Texte à lire ::

========================

De la sorte, en 1946, le rural (alors 19 millions d’habitants) hébergeait 47% de la population de France métropolitaine, ce qui recoupait les 7, 5 millions d’actifs agricoles et leur famille, plus des artisans et commerçants de villages. C’était encore la réalité vivante d’une société paysanne, avec ce qu’elle contenait de particularismes locaux, de travail familial, de troc et d’autoconsommation.

Puis, en moins de trente ans, la population active agricole a été divisée par quatre. Une porosité est apparue entre urbain et rural, visible dans les mouvements migratoires, la nature des emplois et les modes de vie. L’Insee a donc inventé en 1975 les Zones de peuplement industriel et urbain (Zpiu)… et les a abandonnées en 1990, parce que la population était devenue de moins en moins industrielle, mais urbaine (non agricole) dans la proportion de 97 %. Quant aux paysans comme classe sociale originale, leur disparition était concomitamment annoncée par les intéressés eux-mêmes et les sciences sociales4 : ils étaient devenus exploitants agricoles. Depuis, l’Insee s’inspire plutôt des flux de déplacements pour mesurer une intensité urbaine.

Quel que soit le sentiment qu’on a de ces changements, il conviendrait d’en donner acte : nous sommes tous urbains. La Confédération paysanne, dont José Bové fut longtemps porte-parole, n’est rien d’autre qu’un syndicat de petits producteurs soucieux d’écologie et de rentabilité décente. Les paniers des Associations pour le maintien d’une agriculture paysanne (Amap) conduisent des légumes bio jusqu’au cœur des grandes villes. Ces organisations ne sont en rien des résurgences d’anciennes pratiques.

L’urbanisation sociale se vautre donc librement dans le territoire. C’est un constat. Un progrès ? Développement durable et lutte contre l’étalement urbain sont désormais rituellement associés dans le discours officiel et même dans la loi5. Mais cette proscription de « l’étalement » ignore à la fois une situation acquise (l’urbain généralisé) et le caractère résolument disséminé des constructions et des équipements.

========================

Données fournies ::
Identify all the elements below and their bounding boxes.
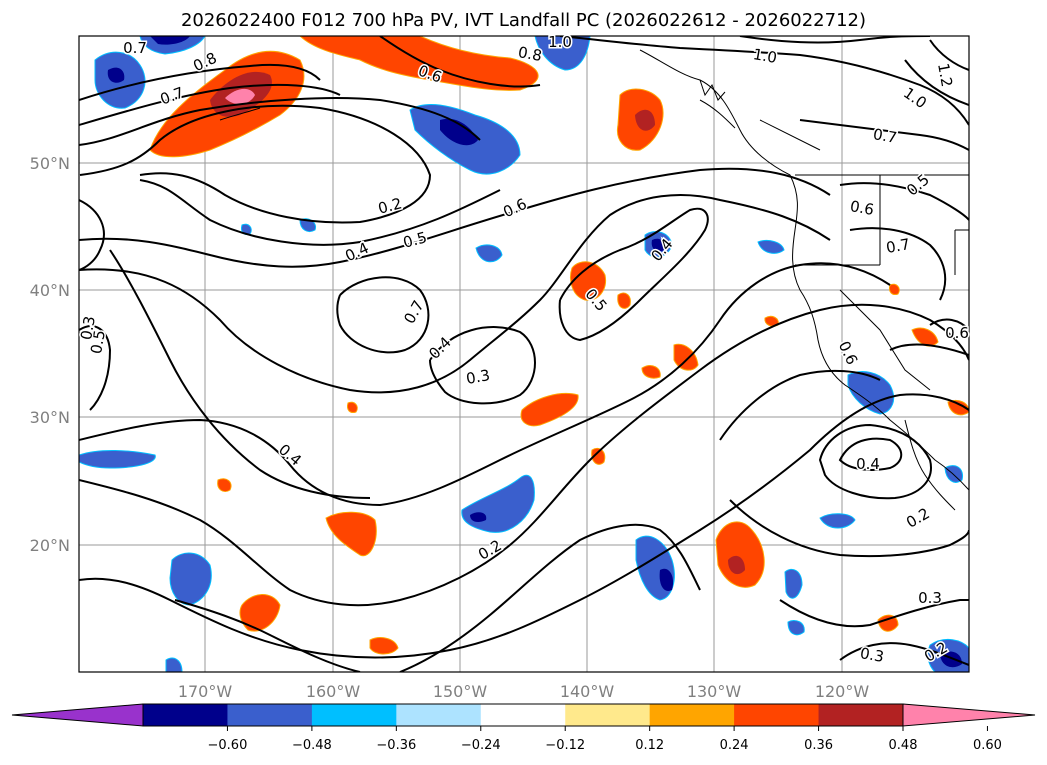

========================

Énoncé de la tâche ::
D'après le texte sur l'urbanisation de la France, quelle part de la population de France métropolitaine le rural hébergeait-il en 1946 ? Le matériel fourni n'est pas nécessaire.

Réponse obtenue ::
47 %.